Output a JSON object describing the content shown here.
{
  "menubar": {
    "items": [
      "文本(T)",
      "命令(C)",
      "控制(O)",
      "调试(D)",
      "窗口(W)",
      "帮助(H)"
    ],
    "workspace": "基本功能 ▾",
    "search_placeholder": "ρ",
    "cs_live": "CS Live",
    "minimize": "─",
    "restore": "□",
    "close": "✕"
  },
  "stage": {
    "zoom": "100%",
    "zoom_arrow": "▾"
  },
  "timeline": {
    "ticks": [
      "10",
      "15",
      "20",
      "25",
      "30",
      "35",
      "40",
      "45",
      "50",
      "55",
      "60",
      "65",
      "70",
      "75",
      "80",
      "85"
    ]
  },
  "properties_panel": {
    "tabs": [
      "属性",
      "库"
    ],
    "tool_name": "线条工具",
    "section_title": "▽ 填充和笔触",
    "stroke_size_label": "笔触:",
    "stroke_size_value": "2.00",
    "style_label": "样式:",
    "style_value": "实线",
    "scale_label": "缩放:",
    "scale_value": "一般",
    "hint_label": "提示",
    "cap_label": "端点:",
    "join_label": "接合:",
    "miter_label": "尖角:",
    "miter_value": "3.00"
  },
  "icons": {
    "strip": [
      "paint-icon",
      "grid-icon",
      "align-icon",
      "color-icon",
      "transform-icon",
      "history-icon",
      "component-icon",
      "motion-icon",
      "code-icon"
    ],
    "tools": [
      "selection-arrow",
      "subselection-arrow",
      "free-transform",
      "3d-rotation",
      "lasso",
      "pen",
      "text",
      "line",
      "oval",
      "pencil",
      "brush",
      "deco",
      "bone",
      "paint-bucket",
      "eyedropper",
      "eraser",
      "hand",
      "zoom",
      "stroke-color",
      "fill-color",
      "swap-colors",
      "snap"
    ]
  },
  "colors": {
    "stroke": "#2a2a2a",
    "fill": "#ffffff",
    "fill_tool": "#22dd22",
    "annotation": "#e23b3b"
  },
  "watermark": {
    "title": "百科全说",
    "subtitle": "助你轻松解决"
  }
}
________________________
Return the whole listing exactly, with every line included.

• Response:
Output a JSON object describing the content shown here.
{
  "menubar": {
    "items": [
      "文本(T)",
      "命令(C)",
      "控制(O)",
      "调试(D)",
      "窗口(W)",
      "帮助(H)"
    ],
    "workspace": "基本功能 ▾",
    "search_placeholder": "ρ",
    "cs_live": "CS Live",
    "minimize": "─",
    "restore": "□",
    "close": "✕"
  },
  "stage": {
    "zoom": "100%",
    "zoom_arrow": "▾"
  },
  "timeline": {
    "ticks": [
      "10",
      "15",
      "20",
      "25",
      "30",
      "35",
      "40",
      "45",
      "50",
      "55",
      "60",
      "65",
      "70",
      "75",
      "80",
      "85"
    ]
  },
  "properties_panel": {
    "tabs": [
      "属性",
      "库"
    ],
    "tool_name": "线条工具",
    "section_title": "▽ 填充和笔触",
    "stroke_size_label": "笔触:",
    "stroke_size_value": "2.00",
    "style_label": "样式:",
    "style_value": "实线",
    "scale_label": "缩放:",
    "scale_value": "一般",
    "hint_label": "提示",
    "cap_label": "端点:",
    "join_label": "接合:",
    "miter_label": "尖角:",
    "miter_value": "3.00"
  },
  "icons": {
    "strip": [
      "paint-icon",
      "grid-icon",
      "align-icon",
      "color-icon",
      "transform-icon",
      "history-icon",
      "component-icon",
      "motion-icon",
      "code-icon"
    ],
    "tools": [
      "selection-arrow",
      "subselection-arrow",
      "free-transform",
      "3d-rotation",
      "lasso",
      "pen",
      "text",
      "line",
      "oval",
      "pencil",
      "brush",
      "deco",
      "bone",
      "paint-bucket",
      "eyedropper",
      "eraser",
      "hand",
      "zoom",
      "stroke-color",
      "fill-color",
      "swap-colors",
      "snap"
    ]
  },
  "colors": {
    "stroke": "#2a2a2a",
    "fill": "#ffffff",
    "fill_tool": "#22dd22",
    "annotation": "#e23b3b"
  },
  "watermark": {
    "title": "百科全说",
    "subtitle": "助你轻松解决"
  }
}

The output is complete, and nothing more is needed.